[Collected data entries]
##########

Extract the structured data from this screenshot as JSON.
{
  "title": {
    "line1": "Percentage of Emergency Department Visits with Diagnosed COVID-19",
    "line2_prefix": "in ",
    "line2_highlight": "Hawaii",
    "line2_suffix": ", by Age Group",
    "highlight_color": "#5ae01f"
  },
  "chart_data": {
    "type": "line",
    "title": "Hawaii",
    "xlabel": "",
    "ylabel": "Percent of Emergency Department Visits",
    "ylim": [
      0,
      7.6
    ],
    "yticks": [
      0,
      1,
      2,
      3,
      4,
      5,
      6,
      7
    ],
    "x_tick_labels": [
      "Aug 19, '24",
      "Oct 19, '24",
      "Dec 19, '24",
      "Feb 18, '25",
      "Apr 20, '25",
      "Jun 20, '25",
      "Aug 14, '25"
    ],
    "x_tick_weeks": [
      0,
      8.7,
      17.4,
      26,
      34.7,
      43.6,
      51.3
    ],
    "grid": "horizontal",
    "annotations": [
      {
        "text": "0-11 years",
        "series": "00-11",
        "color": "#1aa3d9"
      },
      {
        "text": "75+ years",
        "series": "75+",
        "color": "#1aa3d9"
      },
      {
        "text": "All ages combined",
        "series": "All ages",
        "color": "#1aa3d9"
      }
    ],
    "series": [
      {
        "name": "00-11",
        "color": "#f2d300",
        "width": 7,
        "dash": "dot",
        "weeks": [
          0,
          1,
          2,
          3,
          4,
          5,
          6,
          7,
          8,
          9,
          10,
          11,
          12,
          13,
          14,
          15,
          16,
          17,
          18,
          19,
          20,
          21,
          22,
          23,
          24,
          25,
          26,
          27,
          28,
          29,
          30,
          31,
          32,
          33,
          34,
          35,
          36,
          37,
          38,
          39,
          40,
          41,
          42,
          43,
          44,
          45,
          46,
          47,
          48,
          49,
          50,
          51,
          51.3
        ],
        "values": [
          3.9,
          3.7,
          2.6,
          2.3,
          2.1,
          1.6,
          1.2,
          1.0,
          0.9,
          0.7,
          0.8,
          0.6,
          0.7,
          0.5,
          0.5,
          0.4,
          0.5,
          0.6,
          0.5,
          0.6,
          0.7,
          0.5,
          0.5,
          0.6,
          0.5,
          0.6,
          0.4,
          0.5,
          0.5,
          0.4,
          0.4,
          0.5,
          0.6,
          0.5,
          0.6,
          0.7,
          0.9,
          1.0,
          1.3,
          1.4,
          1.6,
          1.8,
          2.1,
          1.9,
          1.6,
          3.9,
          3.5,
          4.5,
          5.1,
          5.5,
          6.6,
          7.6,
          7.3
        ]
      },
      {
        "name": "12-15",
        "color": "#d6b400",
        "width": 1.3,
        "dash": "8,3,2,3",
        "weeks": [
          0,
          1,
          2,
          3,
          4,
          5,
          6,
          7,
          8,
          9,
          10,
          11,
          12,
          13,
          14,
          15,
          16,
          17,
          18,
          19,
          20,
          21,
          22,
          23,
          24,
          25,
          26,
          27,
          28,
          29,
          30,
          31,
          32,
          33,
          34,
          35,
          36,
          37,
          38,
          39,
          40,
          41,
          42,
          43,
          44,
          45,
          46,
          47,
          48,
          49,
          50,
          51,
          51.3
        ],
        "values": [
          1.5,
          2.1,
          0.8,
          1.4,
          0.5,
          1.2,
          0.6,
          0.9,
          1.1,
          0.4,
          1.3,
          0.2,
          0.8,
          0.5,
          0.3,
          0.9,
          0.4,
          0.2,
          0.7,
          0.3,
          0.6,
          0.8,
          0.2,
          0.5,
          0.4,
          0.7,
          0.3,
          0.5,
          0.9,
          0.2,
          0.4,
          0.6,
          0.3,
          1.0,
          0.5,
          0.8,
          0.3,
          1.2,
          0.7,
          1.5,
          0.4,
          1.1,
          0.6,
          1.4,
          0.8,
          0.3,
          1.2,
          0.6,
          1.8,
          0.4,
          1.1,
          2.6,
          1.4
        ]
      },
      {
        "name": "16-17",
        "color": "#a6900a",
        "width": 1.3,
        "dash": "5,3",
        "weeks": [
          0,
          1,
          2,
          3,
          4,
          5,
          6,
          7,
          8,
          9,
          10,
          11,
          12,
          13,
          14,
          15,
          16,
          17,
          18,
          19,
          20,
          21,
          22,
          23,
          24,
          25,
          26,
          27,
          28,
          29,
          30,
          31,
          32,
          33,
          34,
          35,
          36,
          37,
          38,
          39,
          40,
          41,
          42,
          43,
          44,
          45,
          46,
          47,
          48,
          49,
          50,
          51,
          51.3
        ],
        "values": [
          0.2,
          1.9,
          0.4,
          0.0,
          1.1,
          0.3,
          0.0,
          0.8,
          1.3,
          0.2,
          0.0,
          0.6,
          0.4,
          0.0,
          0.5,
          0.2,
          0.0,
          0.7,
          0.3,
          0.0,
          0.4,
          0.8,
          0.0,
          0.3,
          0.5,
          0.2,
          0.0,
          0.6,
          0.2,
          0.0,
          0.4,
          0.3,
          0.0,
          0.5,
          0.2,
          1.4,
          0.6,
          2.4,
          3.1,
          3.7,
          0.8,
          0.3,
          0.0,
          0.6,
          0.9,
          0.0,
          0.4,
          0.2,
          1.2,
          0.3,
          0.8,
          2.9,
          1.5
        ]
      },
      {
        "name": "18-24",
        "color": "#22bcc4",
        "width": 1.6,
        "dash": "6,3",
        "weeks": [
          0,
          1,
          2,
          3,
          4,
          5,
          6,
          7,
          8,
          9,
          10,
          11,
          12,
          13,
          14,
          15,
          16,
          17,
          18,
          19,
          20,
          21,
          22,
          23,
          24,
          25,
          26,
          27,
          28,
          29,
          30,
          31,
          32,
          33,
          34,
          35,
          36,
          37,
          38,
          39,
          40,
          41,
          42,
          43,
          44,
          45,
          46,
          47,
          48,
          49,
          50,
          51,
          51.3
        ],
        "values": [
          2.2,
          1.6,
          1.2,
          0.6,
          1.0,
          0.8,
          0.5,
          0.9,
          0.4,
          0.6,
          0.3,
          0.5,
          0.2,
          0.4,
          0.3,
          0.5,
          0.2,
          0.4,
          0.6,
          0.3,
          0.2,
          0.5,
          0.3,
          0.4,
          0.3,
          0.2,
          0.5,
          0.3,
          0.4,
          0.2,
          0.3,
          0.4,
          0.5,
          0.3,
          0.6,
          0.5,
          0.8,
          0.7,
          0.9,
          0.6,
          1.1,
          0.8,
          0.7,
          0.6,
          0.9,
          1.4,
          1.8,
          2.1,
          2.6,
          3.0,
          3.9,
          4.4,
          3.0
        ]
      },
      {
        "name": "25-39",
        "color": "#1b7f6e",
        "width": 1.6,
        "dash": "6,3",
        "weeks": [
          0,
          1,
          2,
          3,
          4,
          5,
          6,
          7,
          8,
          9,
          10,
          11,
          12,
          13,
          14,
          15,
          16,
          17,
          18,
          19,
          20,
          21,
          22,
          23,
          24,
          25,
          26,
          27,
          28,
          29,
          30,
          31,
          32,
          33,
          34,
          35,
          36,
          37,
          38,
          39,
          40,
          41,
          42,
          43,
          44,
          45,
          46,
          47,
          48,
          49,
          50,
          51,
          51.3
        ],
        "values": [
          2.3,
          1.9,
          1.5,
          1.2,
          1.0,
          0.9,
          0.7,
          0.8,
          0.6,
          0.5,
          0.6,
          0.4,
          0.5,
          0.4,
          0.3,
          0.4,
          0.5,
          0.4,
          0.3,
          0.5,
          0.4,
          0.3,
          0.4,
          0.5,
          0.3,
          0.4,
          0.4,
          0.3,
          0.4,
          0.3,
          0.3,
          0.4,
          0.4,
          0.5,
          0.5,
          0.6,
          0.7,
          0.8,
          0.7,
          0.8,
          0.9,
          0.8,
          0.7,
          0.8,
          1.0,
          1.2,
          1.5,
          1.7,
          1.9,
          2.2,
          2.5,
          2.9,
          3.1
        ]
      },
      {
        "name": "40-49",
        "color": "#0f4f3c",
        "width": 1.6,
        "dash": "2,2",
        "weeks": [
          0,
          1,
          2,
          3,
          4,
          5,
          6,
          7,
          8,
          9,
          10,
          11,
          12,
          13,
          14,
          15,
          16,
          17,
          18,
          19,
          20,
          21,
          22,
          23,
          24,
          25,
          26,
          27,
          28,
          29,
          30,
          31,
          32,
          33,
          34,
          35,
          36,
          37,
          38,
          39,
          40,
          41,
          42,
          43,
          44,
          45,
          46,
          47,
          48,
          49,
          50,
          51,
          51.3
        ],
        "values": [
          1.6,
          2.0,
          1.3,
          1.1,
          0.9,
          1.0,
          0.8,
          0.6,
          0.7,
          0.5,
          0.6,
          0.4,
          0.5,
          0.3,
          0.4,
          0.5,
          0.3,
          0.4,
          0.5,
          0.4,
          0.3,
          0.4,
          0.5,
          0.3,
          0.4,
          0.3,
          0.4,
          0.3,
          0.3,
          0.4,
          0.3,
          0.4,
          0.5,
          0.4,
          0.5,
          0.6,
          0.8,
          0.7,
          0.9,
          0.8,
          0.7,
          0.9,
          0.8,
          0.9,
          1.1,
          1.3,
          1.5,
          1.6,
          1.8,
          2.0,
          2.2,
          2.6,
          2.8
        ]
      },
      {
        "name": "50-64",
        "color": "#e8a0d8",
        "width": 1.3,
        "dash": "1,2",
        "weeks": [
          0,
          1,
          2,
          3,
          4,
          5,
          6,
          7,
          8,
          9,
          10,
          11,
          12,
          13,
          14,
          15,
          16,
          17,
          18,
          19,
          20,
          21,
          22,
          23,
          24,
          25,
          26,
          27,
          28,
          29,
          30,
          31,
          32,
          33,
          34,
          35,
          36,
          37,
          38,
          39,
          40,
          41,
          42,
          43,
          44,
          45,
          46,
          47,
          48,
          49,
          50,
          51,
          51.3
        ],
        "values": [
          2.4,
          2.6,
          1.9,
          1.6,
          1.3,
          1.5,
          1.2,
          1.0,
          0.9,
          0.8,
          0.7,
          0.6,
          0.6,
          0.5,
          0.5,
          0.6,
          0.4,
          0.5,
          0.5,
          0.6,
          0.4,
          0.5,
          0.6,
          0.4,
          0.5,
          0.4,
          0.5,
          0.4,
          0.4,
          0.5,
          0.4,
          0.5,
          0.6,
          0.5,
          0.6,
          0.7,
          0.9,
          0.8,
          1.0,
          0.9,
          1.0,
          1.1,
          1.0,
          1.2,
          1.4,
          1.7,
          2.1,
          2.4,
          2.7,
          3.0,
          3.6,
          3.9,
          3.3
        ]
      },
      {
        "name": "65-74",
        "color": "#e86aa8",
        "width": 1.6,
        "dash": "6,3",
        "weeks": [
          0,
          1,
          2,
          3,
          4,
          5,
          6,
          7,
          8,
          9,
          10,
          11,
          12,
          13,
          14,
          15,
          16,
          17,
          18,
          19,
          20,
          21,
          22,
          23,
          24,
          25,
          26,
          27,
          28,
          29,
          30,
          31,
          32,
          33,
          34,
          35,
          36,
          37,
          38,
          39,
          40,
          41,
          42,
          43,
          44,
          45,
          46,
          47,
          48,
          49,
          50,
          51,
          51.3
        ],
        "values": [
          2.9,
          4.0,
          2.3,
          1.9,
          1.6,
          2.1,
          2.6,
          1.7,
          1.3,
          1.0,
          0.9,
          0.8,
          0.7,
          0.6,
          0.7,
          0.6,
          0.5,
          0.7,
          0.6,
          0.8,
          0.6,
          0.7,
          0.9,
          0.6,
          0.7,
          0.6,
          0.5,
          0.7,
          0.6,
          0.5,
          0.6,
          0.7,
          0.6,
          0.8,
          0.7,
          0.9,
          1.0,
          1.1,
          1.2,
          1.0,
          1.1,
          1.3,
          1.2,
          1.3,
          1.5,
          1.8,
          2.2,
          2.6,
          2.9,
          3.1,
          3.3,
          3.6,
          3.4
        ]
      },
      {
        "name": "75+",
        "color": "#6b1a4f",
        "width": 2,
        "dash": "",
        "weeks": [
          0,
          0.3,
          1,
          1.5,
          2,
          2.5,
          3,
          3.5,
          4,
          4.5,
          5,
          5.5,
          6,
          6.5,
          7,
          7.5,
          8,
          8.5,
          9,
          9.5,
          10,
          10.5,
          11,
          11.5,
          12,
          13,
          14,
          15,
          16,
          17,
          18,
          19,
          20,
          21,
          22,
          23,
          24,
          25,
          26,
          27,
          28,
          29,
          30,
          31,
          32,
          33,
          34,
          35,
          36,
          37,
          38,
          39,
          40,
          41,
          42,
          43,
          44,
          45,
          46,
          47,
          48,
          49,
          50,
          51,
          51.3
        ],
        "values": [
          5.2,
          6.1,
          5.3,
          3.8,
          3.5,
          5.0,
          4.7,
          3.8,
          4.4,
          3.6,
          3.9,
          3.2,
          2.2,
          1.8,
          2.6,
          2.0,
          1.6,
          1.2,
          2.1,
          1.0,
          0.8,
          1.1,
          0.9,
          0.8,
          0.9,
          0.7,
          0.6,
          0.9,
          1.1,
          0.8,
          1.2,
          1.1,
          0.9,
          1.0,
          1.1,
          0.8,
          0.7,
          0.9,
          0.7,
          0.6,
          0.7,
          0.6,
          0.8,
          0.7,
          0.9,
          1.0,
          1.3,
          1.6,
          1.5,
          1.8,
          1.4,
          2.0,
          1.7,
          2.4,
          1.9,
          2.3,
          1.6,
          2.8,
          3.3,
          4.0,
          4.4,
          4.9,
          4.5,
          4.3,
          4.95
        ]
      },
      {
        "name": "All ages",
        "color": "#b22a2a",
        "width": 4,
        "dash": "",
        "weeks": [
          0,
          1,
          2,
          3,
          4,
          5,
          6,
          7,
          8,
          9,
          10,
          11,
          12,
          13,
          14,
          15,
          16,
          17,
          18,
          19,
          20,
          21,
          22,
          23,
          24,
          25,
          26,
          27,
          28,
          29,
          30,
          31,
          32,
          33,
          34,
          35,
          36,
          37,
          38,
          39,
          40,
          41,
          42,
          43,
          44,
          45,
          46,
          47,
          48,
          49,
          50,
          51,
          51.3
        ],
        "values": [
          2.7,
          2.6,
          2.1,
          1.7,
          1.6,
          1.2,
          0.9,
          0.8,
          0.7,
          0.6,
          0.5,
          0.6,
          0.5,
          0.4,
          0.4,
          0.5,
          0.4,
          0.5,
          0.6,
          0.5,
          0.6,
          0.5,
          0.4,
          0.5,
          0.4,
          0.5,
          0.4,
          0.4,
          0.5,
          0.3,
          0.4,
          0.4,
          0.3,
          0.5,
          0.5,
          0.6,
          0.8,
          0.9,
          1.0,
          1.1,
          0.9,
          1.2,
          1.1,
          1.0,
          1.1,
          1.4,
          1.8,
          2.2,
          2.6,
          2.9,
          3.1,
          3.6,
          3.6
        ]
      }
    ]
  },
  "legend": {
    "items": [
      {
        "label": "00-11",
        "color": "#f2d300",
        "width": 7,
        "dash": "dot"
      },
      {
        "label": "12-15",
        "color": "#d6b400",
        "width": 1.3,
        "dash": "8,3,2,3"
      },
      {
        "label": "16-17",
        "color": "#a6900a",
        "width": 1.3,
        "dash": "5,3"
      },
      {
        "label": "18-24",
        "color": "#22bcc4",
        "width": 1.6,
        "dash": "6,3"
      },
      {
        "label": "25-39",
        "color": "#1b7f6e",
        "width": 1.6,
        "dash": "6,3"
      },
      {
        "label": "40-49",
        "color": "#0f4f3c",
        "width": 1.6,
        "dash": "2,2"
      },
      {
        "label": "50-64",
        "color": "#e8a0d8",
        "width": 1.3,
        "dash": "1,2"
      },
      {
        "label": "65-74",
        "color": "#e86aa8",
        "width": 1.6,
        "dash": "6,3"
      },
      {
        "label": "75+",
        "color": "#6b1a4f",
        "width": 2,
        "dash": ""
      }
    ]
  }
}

##########

§ **PROBLEM DETAILS**: All lines of the data above that include the word "Hawaii" must be shown.

§ **EXERCISE OUTPUT**:
    "line2_highlight": "Hawaii",
    "title": "Hawaii",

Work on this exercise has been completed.